[What needs to be done] Every line of the records must be repeated exactly; pictures stay out.

[Information provided]
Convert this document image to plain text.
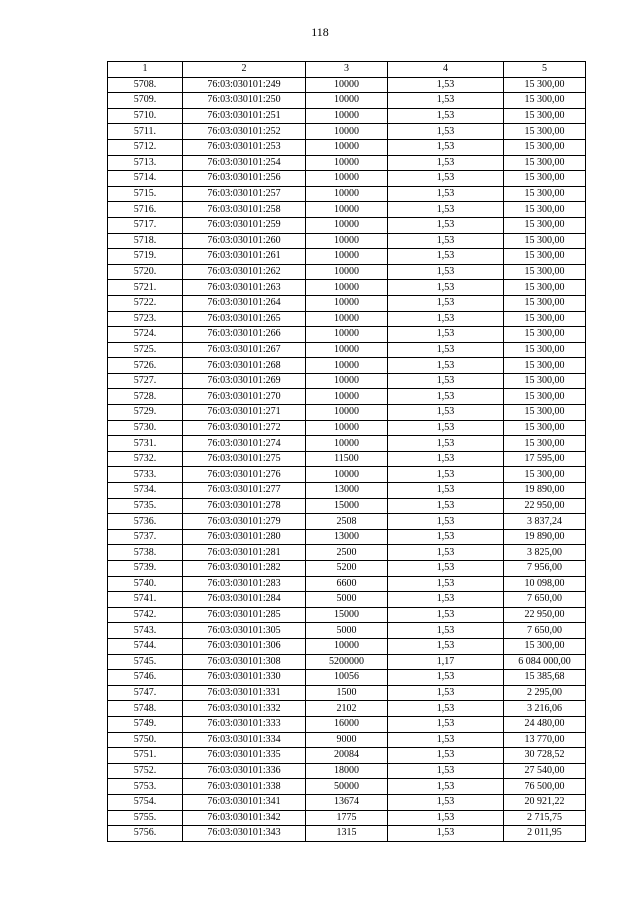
118
1	2	3	4	5
5708.	76:03:030101:249	10000	1,53	15 300,00
5709.	76:03:030101:250	10000	1,53	15 300,00
5710.	76:03:030101:251	10000	1,53	15 300,00
5711.	76:03:030101:252	10000	1,53	15 300,00
5712.	76:03:030101:253	10000	1,53	15 300,00
5713.	76:03:030101:254	10000	1,53	15 300,00
5714.	76:03:030101:256	10000	1,53	15 300,00
5715.	76:03:030101:257	10000	1,53	15 300,00
5716.	76:03:030101:258	10000	1,53	15 300,00
5717.	76:03:030101:259	10000	1,53	15 300,00
5718.	76:03:030101:260	10000	1,53	15 300,00
5719.	76:03:030101:261	10000	1,53	15 300,00
5720.	76:03:030101:262	10000	1,53	15 300,00
5721.	76:03:030101:263	10000	1,53	15 300,00
5722.	76:03:030101:264	10000	1,53	15 300,00
5723.	76:03:030101:265	10000	1,53	15 300,00
5724.	76:03:030101:266	10000	1,53	15 300,00
5725.	76:03:030101:267	10000	1,53	15 300,00
5726.	76:03:030101:268	10000	1,53	15 300,00
5727.	76:03:030101:269	10000	1,53	15 300,00
5728.	76:03:030101:270	10000	1,53	15 300,00
5729.	76:03:030101:271	10000	1,53	15 300,00
5730.	76:03:030101:272	10000	1,53	15 300,00
5731.	76:03:030101:274	10000	1,53	15 300,00
5732.	76:03:030101:275	11500	1,53	17 595,00
5733.	76:03:030101:276	10000	1,53	15 300,00
5734.	76:03:030101:277	13000	1,53	19 890,00
5735.	76:03:030101:278	15000	1,53	22 950,00
5736.	76:03:030101:279	2508	1,53	3 837,24
5737.	76:03:030101:280	13000	1,53	19 890,00
5738.	76:03:030101:281	2500	1,53	3 825,00
5739.	76:03:030101:282	5200	1,53	7 956,00
5740.	76:03:030101:283	6600	1,53	10 098,00
5741.	76:03:030101:284	5000	1,53	7 650,00
5742.	76:03:030101:285	15000	1,53	22 950,00
5743.	76:03:030101:305	5000	1,53	7 650,00
5744.	76:03:030101:306	10000	1,53	15 300,00
5745.	76:03:030101:308	5200000	1,17	6 084 000,00
5746.	76:03:030101:330	10056	1,53	15 385,68
5747.	76:03:030101:331	1500	1,53	2 295,00
5748.	76:03:030101:332	2102	1,53	3 216,06
5749.	76:03:030101:333	16000	1,53	24 480,00
5750.	76:03:030101:334	9000	1,53	13 770,00
5751.	76:03:030101:335	20084	1,53	30 728,52
5752.	76:03:030101:336	18000	1,53	27 540,00
5753.	76:03:030101:338	50000	1,53	76 500,00
5754.	76:03:030101:341	13674	1,53	20 921,22
5755.	76:03:030101:342	1775	1,53	2 715,75
5756.	76:03:030101:343	1315	1,53	2 011,95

[Response below]
Convert this document image to plain text.
118
1	2	3	4	5
5708.	76:03:030101:249	10000	1,53	15 300,00
5709.	76:03:030101:250	10000	1,53	15 300,00
5710.	76:03:030101:251	10000	1,53	15 300,00
5711.	76:03:030101:252	10000	1,53	15 300,00
5712.	76:03:030101:253	10000	1,53	15 300,00
5713.	76:03:030101:254	10000	1,53	15 300,00
5714.	76:03:030101:256	10000	1,53	15 300,00
5715.	76:03:030101:257	10000	1,53	15 300,00
5716.	76:03:030101:258	10000	1,53	15 300,00
5717.	76:03:030101:259	10000	1,53	15 300,00
5718.	76:03:030101:260	10000	1,53	15 300,00
5719.	76:03:030101:261	10000	1,53	15 300,00
5720.	76:03:030101:262	10000	1,53	15 300,00
5721.	76:03:030101:263	10000	1,53	15 300,00
5722.	76:03:030101:264	10000	1,53	15 300,00
5723.	76:03:030101:265	10000	1,53	15 300,00
5724.	76:03:030101:266	10000	1,53	15 300,00
5725.	76:03:030101:267	10000	1,53	15 300,00
5726.	76:03:030101:268	10000	1,53	15 300,00
5727.	76:03:030101:269	10000	1,53	15 300,00
5728.	76:03:030101:270	10000	1,53	15 300,00
5729.	76:03:030101:271	10000	1,53	15 300,00
5730.	76:03:030101:272	10000	1,53	15 300,00
5731.	76:03:030101:274	10000	1,53	15 300,00
5732.	76:03:030101:275	11500	1,53	17 595,00
5733.	76:03:030101:276	10000	1,53	15 300,00
5734.	76:03:030101:277	13000	1,53	19 890,00
5735.	76:03:030101:278	15000	1,53	22 950,00
5736.	76:03:030101:279	2508	1,53	3 837,24
5737.	76:03:030101:280	13000	1,53	19 890,00
5738.	76:03:030101:281	2500	1,53	3 825,00
5739.	76:03:030101:282	5200	1,53	7 956,00
5740.	76:03:030101:283	6600	1,53	10 098,00
5741.	76:03:030101:284	5000	1,53	7 650,00
5742.	76:03:030101:285	15000	1,53	22 950,00
5743.	76:03:030101:305	5000	1,53	7 650,00
5744.	76:03:030101:306	10000	1,53	15 300,00
5745.	76:03:030101:308	5200000	1,17	6 084 000,00
5746.	76:03:030101:330	10056	1,53	15 385,68
5747.	76:03:030101:331	1500	1,53	2 295,00
5748.	76:03:030101:332	2102	1,53	3 216,06
5749.	76:03:030101:333	16000	1,53	24 480,00
5750.	76:03:030101:334	9000	1,53	13 770,00
5751.	76:03:030101:335	20084	1,53	30 728,52
5752.	76:03:030101:336	18000	1,53	27 540,00
5753.	76:03:030101:338	50000	1,53	76 500,00
5754.	76:03:030101:341	13674	1,53	20 921,22
5755.	76:03:030101:342	1775	1,53	2 715,75
5756.	76:03:030101:343	1315	1,53	2 011,95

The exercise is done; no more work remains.